À FAIRE
a – Répondez à ces questions d'après la critique des Cahiers d'Esther.
(i) Quel âge a Esther dans ce nouveau tome ?
(ii) Depuis combien d'années Riad Sattouf publie-t-il les Cahiers d'Esther ?
(iii) De quelle nature sont en général les épisodes sur lesquels Esther accepte de revenir en flashback ?
b – Poursuivez la critique des Cahiers d'Esther à partir de sa dernière phrase.

TEXTE DONNÉ
______

Et si le nouveau tome des Cahiers d’Esther (qui a maintenant 15 ans) était le meilleur de tous ? Entre l’aspect « méta » du mécanisme mis en place par Riad Sattouf, la complexité amenée par l’adolescence de sa sage héroïne, et le grand méchant Covid, le livre déborde de moments formidables !
Un peu à l’ombre de son colossal Arabe du Futur, l’intarissable Riad Sattouf livre depuis 5 ans avec les Cahiers d’Esther une chronique à la fois légère et pertinente de l’état de la société française à travers les yeux de ses enfants, ou plutôt de cette insaisissable Esther que nous avons vu grandir et dont nous avons partagé les espoirs, les craintes, les victoires et les drames. Avec les 15 ans d’Esther, le mécanisme mis en place par Sattouf est soumis à rude épreuve, tant il est clair que l’adolescence d’Esther va peu à peu « censurer » ses confidences : « J’en parlerai plus tard, peut-être, là j’ai envie de vivre le truc sans que tout le monde soit au courant », nous dit Esther dès la première page de ce nouveau volume de ses « aventures ». L’âge de l’innocence passé, Esther est très consciente des dangers que le « jeu » auquel elle accepte encore de jouer lui fait courir…
… Ce qui nous vaut des effets de flashbacks inédits, quand Esther accepte de revenir en arrière sur un épisode, en général amoureux, qu’elle ne nous a pas raconté alors qu’elle le vivait. Mais aussi de délicieux épisodes totalement « méta » où Esther s’interroge sur sa célébrité paradoxale (beaucoup de gens lisent et adorent les Cahiers d’Esther, personne ne sait qu’elle en est l’héroïne) ou encore où elle souligne le décalage entre la réalité de sa vie et ce que Sattouf dessine… proposant même à Sattouf de la représenter différemment désormais ! Vertige existentiel puissant, qui pourrait bien déboucher sur des choses encore plus troublantes, encore plus fécondes, mais qui confirment aussi la progressive « mise en danger » d’Esther et l’obsolescence programmée du projet.

______

Éléments listés dans un jeu de données
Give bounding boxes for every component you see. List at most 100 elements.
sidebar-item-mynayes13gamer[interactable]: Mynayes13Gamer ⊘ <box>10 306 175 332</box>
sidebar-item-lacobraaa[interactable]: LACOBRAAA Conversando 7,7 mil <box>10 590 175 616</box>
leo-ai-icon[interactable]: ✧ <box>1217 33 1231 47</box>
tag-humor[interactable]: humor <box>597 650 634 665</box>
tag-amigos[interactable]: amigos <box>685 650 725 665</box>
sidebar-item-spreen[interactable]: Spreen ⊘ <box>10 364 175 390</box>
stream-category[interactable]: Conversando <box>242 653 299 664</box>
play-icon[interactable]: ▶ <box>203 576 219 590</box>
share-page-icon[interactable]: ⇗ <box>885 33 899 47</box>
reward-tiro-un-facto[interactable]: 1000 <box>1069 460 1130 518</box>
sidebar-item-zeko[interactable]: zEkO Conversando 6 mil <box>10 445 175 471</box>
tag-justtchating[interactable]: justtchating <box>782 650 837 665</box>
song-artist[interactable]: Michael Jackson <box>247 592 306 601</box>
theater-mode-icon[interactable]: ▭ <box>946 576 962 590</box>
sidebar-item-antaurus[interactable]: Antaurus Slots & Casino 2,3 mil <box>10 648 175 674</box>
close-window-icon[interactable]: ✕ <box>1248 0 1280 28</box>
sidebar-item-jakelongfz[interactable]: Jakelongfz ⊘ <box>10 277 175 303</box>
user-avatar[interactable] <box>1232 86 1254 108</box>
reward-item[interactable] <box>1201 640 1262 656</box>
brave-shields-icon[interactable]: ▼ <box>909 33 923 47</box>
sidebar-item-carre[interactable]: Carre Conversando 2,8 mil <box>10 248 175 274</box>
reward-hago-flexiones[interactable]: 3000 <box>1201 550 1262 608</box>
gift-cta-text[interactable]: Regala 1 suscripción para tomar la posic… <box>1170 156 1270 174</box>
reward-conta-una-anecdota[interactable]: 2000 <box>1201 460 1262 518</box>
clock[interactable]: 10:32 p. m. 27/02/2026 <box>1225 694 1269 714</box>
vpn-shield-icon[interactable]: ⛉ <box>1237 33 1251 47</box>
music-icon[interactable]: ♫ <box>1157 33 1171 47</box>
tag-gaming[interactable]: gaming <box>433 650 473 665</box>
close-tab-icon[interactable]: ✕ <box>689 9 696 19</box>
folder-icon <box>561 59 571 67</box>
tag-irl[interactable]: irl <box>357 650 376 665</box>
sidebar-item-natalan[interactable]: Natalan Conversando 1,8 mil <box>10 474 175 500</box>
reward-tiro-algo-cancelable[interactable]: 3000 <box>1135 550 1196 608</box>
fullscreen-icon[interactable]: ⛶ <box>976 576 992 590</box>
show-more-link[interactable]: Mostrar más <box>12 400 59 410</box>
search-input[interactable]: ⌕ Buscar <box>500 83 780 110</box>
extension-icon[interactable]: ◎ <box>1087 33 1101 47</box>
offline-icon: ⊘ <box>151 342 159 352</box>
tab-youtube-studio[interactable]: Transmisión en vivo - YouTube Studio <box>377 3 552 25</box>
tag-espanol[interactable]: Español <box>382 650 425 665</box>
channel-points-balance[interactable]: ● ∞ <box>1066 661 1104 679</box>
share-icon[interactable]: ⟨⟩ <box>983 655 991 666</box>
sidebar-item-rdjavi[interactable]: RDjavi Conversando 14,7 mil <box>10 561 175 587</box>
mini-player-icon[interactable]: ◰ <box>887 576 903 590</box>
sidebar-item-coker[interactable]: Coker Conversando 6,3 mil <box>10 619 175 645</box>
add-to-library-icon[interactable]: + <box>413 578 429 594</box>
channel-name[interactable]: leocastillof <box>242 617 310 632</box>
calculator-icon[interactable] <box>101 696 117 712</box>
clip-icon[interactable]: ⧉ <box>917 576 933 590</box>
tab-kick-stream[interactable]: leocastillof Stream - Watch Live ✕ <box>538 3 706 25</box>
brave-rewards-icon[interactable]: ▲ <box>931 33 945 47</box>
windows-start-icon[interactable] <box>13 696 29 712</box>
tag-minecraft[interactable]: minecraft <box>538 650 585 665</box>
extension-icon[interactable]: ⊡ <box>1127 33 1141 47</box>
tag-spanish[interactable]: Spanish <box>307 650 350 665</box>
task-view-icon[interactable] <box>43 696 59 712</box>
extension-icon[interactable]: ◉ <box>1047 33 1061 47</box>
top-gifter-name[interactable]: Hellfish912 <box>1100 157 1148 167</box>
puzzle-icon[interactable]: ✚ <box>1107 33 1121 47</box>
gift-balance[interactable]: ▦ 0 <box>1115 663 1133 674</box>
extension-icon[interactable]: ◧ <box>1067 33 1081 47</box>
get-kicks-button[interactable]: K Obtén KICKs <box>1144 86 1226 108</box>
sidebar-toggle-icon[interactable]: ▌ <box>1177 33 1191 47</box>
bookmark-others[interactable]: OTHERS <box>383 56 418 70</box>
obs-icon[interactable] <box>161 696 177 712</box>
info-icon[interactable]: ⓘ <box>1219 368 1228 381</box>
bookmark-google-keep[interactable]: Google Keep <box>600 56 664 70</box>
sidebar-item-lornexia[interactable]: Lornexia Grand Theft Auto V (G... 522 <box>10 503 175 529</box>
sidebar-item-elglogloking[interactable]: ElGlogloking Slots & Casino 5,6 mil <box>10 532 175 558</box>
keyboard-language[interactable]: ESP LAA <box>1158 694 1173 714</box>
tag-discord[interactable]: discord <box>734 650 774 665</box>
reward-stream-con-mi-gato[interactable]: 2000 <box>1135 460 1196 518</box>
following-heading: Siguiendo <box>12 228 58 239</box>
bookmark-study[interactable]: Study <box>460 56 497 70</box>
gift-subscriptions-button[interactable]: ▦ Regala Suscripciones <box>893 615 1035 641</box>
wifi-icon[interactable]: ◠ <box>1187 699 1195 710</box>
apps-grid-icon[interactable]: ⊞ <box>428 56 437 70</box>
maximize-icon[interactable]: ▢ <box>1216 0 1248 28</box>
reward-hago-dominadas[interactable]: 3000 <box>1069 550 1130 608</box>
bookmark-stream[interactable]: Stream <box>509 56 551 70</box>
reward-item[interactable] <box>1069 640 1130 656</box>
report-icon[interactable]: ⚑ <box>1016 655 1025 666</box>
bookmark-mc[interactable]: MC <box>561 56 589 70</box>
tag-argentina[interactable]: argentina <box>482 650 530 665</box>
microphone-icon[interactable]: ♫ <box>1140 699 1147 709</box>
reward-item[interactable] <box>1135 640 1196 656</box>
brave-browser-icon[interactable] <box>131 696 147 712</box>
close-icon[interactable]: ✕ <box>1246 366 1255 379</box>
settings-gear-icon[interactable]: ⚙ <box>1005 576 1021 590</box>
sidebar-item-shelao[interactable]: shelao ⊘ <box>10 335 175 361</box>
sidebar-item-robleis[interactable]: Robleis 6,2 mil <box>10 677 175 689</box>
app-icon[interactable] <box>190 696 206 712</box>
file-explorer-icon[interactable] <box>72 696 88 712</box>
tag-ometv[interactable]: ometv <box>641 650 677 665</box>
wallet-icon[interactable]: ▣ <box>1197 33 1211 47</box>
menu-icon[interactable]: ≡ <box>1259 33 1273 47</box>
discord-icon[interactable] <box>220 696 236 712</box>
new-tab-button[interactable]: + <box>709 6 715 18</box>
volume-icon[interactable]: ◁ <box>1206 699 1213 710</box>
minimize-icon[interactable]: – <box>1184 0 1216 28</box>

______

RÉPONSES PAR TÂCHE
a –
(i) Elle a 15 ans.
(ii) Depuis 5 ans.
(iii) Ce sont en général des épisodes amoureux, qu'elle n'avait pas racontés pendant qu'elle les vivait.

b –
Pourtant ce nouveau tome est une fois de plus magistral (le meilleur de tous ? la question mérite d’être posée…) sans doute parce que Sattouf est lui-même depuis ses débuts un « expert » des chroniques d’adolescence… Et que, même si Esther est une fille très, très sage, presque modèle, la difficulté croissante de ses relations avec ses parents – autour du maudit téléphone, portable, bien sûr et principalement -, l’importance croissante des relations amoureuses, en elles-mêmes génératrices de stress (deux tentatives dévoilées ici, deux échecs), le choix de « modèles » parmi les artistes à la mode (Timothée Chalamet et Léna Situations ont droit cette fois à leur pleine page d’idole) fournissent leur lot de gags et de moments touchants. Rien de surprenant là-dedans, on connaît bien le talent de Sattouf quand il s’agit de nous conter ces choses-là sans second degré, sans aucune ironie, et avec une justesse impeccable.
Reste qu’on pourra dire que le grand « antagoniste » de ce nouveau tome s’appelle logiquement Covid-19, et qu’il rajoute un immense intérêt à nombre de pages : le basculement de la vie de la famille d’Esther, les réactions de son père – obsédé depuis toujours par l’hygiène – ou de son grand frère – séduit par les théories complotistes – sont très drôles, toutes les réactions de ces personnages qui sont devenus au fil des années nos amis, notre famille presque, font naturellement écho – un écho bienfaisant – à notre propre expérience. Pour la première fois, et ça rajoute encore à son charme, les Cahiers d’Esther deviennent aussi nos « Cahiers » à nous…
… Et Riad Sattouf confirme brillamment son statut de brillant chroniqueur de nos vies à tous.